═════ Document passage
Impossible. Israel didn’t exist until it Declared.

I misspoke. I write fast because I never have time for this sort of thing. I drafted my response and posted it without proof reading it. Once it was posted I read it over and caught the mistake but did not feel like changing it. I appreciate you actually reading what I write. This adds weight, though to my growing suspicion that you are avoiding tough questions to preserve your own ego, which is uncool, since I am willing to change any portion of my own assumptions in favor of facts and I never avoid ANY question, because to do so is cowardly and dishonest. At any rate, I am lazy and I am not a lucid writer. I offer no apologies for that which I freely and upfront admit. What I meant to say was that a few hours before the Mandate ended the authorities accepted without complaint that the long suppressed state of Israel was going to be reborn at one minute past midnight and that a provisional government would form. This was common knowledge BEFORE the Mandate ended and the majority of the free world (the only part of the world that counts) accepted it. The authority was in the will of the Jewish people, many of which were Holocaust survivors and refugees from Arab pogroms in need of a sanctuary to escape from worldwide hatred and envy from, something Talknic represents in her photo that for me casts a malevolent shadow over her blog.
══════════
═════ Given material
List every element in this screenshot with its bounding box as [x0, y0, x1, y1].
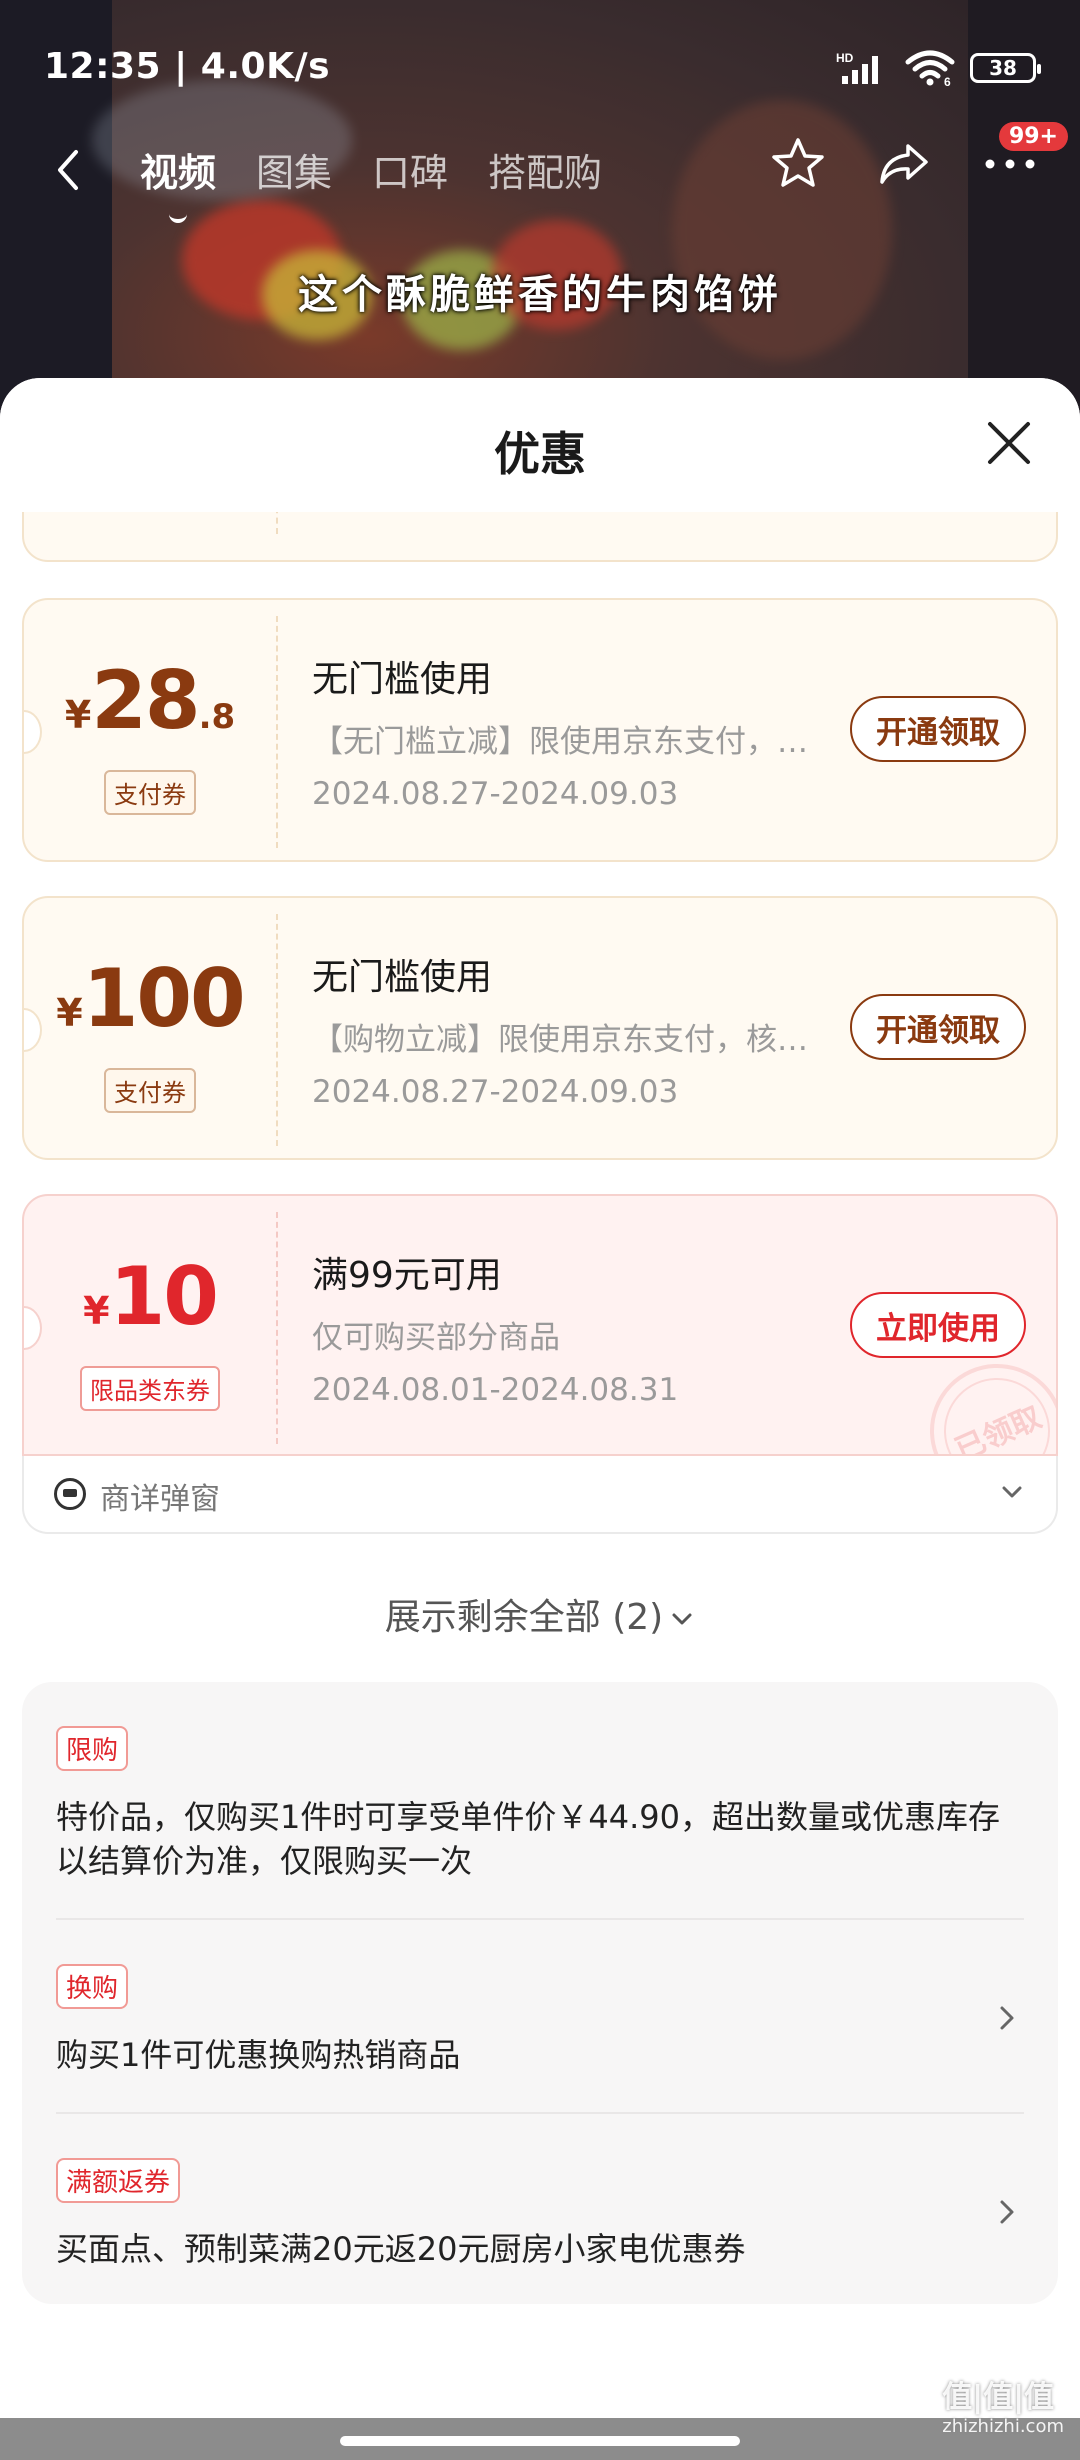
══════════
**Written task A**
In the comment about Israel's founding, why does the writer say they never avoid any question? Answer in one to three sentences.
**Written task B**
How would you translate this sentence from the comment about Israel's founding into Spanish: "I drafted my response and posted it without proof reading it."
**Written task C**
In the comment about Israel's founding, what steps does the writer say they took with their own response? List them in order.

**Task output A**
The writer says that avoiding a question is cowardly and dishonest.

**Task output B**
Redacté mi respuesta y la publiqué sin revisarla.

**Task output C**
1. Drafted the response
2. Posted it without proofreading it
3. Read it over once it was posted
4. Caught the mistake
5. Did not change it